Aim —
Return the data exactly, with all pictures removed.

Task material —
==========
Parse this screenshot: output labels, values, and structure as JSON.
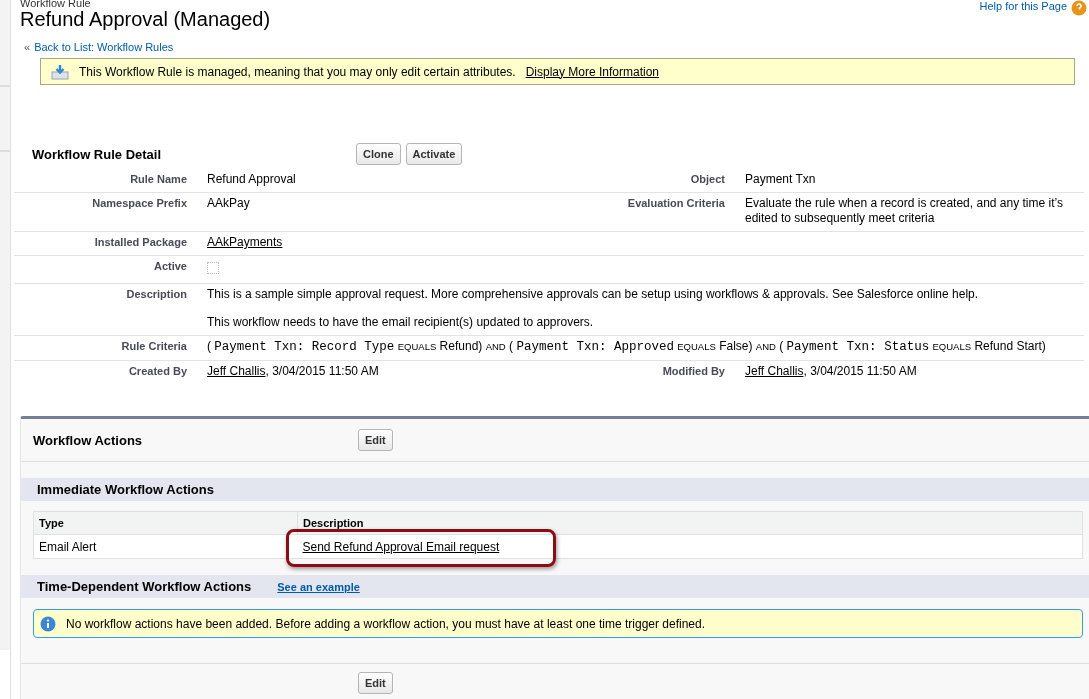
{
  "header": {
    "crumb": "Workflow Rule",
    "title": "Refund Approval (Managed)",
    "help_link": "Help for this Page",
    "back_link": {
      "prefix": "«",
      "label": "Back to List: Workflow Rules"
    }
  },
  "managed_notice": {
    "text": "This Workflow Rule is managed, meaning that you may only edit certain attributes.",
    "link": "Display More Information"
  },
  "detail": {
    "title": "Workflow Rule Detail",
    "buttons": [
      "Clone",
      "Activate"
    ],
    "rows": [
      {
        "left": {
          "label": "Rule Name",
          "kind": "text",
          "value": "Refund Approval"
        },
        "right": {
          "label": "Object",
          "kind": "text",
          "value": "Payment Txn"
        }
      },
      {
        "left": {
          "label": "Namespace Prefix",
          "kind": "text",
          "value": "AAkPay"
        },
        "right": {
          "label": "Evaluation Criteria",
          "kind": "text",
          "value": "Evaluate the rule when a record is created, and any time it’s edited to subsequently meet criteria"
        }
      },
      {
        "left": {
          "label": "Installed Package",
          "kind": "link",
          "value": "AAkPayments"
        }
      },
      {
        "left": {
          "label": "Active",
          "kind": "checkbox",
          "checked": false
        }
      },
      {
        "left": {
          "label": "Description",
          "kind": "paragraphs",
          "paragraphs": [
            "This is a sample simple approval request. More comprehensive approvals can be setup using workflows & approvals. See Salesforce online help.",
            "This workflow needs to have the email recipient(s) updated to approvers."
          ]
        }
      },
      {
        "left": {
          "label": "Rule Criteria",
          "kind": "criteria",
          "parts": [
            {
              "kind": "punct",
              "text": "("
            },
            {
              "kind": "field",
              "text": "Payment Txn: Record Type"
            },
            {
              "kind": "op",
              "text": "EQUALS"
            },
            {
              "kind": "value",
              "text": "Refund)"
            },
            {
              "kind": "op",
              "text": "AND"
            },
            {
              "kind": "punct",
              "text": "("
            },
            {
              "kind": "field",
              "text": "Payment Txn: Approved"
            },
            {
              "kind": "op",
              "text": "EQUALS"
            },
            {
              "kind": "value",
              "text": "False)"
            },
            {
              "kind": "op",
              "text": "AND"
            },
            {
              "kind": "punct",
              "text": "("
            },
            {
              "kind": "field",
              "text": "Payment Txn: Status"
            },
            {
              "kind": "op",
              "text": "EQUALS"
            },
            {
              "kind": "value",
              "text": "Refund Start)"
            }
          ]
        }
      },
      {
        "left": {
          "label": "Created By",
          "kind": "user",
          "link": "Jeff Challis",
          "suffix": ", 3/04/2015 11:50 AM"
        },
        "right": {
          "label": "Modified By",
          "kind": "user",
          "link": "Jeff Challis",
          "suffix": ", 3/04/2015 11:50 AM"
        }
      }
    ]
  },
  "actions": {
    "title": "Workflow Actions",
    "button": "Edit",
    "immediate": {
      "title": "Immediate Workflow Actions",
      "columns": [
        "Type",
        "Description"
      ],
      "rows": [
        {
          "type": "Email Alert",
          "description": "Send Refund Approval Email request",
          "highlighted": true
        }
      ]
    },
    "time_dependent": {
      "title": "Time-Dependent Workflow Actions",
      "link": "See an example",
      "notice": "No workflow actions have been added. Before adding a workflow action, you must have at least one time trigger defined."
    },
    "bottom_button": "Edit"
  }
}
==========
Output —
Parse this screenshot: output labels, values, and structure as JSON.
{
  "header": {
    "crumb": "Workflow Rule",
    "title": "Refund Approval (Managed)",
    "help_link": "Help for this Page",
    "back_link": {
      "prefix": "«",
      "label": "Back to List: Workflow Rules"
    }
  },
  "managed_notice": {
    "text": "This Workflow Rule is managed, meaning that you may only edit certain attributes.",
    "link": "Display More Information"
  },
  "detail": {
    "title": "Workflow Rule Detail",
    "buttons": [
      "Clone",
      "Activate"
    ],
    "rows": [
      {
        "left": {
          "label": "Rule Name",
          "kind": "text",
          "value": "Refund Approval"
        },
        "right": {
          "label": "Object",
          "kind": "text",
          "value": "Payment Txn"
        }
      },
      {
        "left": {
          "label": "Namespace Prefix",
          "kind": "text",
          "value": "AAkPay"
        },
        "right": {
          "label": "Evaluation Criteria",
          "kind": "text",
          "value": "Evaluate the rule when a record is created, and any time it’s edited to subsequently meet criteria"
        }
      },
      {
        "left": {
          "label": "Installed Package",
          "kind": "link",
          "value": "AAkPayments"
        }
      },
      {
        "left": {
          "label": "Active",
          "kind": "checkbox",
          "checked": false
        }
      },
      {
        "left": {
          "label": "Description",
          "kind": "paragraphs",
          "paragraphs": [
            "This is a sample simple approval request. More comprehensive approvals can be setup using workflows & approvals. See Salesforce online help.",
            "This workflow needs to have the email recipient(s) updated to approvers."
          ]
        }
      },
      {
        "left": {
          "label": "Rule Criteria",
          "kind": "criteria",
          "parts": [
            {
              "kind": "punct",
              "text": "("
            },
            {
              "kind": "field",
              "text": "Payment Txn: Record Type"
            },
            {
              "kind": "op",
              "text": "EQUALS"
            },
            {
              "kind": "value",
              "text": "Refund)"
            },
            {
              "kind": "op",
              "text": "AND"
            },
            {
              "kind": "punct",
              "text": "("
            },
            {
              "kind": "field",
              "text": "Payment Txn: Approved"
            },
            {
              "kind": "op",
              "text": "EQUALS"
            },
            {
              "kind": "value",
              "text": "False)"
            },
            {
              "kind": "op",
              "text": "AND"
            },
            {
              "kind": "punct",
              "text": "("
            },
            {
              "kind": "field",
              "text": "Payment Txn: Status"
            },
            {
              "kind": "op",
              "text": "EQUALS"
            },
            {
              "kind": "value",
              "text": "Refund Start)"
            }
          ]
        }
      },
      {
        "left": {
          "label": "Created By",
          "kind": "user",
          "link": "Jeff Challis",
          "suffix": ", 3/04/2015 11:50 AM"
        },
        "right": {
          "label": "Modified By",
          "kind": "user",
          "link": "Jeff Challis",
          "suffix": ", 3/04/2015 11:50 AM"
        }
      }
    ]
  },
  "actions": {
    "title": "Workflow Actions",
    "button": "Edit",
    "immediate": {
      "title": "Immediate Workflow Actions",
      "columns": [
        "Type",
        "Description"
      ],
      "rows": [
        {
          "type": "Email Alert",
          "description": "Send Refund Approval Email request",
          "highlighted": true
        }
      ]
    },
    "time_dependent": {
      "title": "Time-Dependent Workflow Actions",
      "link": "See an example",
      "notice": "No workflow actions have been added. Before adding a workflow action, you must have at least one time trigger defined."
    },
    "bottom_button": "Edit"
  }
}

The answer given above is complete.